== Entries shown ==

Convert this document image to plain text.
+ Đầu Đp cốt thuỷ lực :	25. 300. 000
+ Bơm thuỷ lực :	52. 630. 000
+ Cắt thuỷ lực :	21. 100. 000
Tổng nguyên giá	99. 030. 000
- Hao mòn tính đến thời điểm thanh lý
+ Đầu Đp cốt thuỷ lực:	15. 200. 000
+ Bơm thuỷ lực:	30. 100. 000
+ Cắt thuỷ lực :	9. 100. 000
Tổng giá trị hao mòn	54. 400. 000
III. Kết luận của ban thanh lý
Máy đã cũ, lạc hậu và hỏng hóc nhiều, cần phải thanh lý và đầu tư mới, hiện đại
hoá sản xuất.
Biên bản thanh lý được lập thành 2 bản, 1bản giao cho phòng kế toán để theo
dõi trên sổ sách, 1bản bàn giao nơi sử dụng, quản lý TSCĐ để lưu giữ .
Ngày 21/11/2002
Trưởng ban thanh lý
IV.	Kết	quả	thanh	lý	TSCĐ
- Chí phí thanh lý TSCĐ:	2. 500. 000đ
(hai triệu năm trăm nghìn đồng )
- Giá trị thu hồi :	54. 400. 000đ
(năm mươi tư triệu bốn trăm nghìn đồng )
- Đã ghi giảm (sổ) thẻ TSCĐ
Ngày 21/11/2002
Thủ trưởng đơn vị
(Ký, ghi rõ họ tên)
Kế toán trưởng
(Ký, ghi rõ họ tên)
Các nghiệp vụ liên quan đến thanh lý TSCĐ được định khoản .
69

===

Exercise objective
Your task is to quote all of the data word for word.

Result
Convert this document image to plain text.
+ Đầu Đp cốt thuỷ lực :	25. 300. 000
+ Bơm thuỷ lực :	52. 630. 000
+ Cắt thuỷ lực :	21. 100. 000
Tổng nguyên giá	99. 030. 000
- Hao mòn tính đến thời điểm thanh lý
+ Đầu Đp cốt thuỷ lực:	15. 200. 000
+ Bơm thuỷ lực:	30. 100. 000
+ Cắt thuỷ lực :	9. 100. 000
Tổng giá trị hao mòn	54. 400. 000
III. Kết luận của ban thanh lý
Máy đã cũ, lạc hậu và hỏng hóc nhiều, cần phải thanh lý và đầu tư mới, hiện đại
hoá sản xuất.
Biên bản thanh lý được lập thành 2 bản, 1bản giao cho phòng kế toán để theo
dõi trên sổ sách, 1bản bàn giao nơi sử dụng, quản lý TSCĐ để lưu giữ .
Ngày 21/11/2002
Trưởng ban thanh lý
IV.	Kết	quả	thanh	lý	TSCĐ
- Chí phí thanh lý TSCĐ:	2. 500. 000đ
(hai triệu năm trăm nghìn đồng )
- Giá trị thu hồi :	54. 400. 000đ
(năm mươi tư triệu bốn trăm nghìn đồng )
- Đã ghi giảm (sổ) thẻ TSCĐ
Ngày 21/11/2002
Thủ trưởng đơn vị
(Ký, ghi rõ họ tên)
Kế toán trưởng
(Ký, ghi rõ họ tên)
Các nghiệp vụ liên quan đến thanh lý TSCĐ được định khoản .
69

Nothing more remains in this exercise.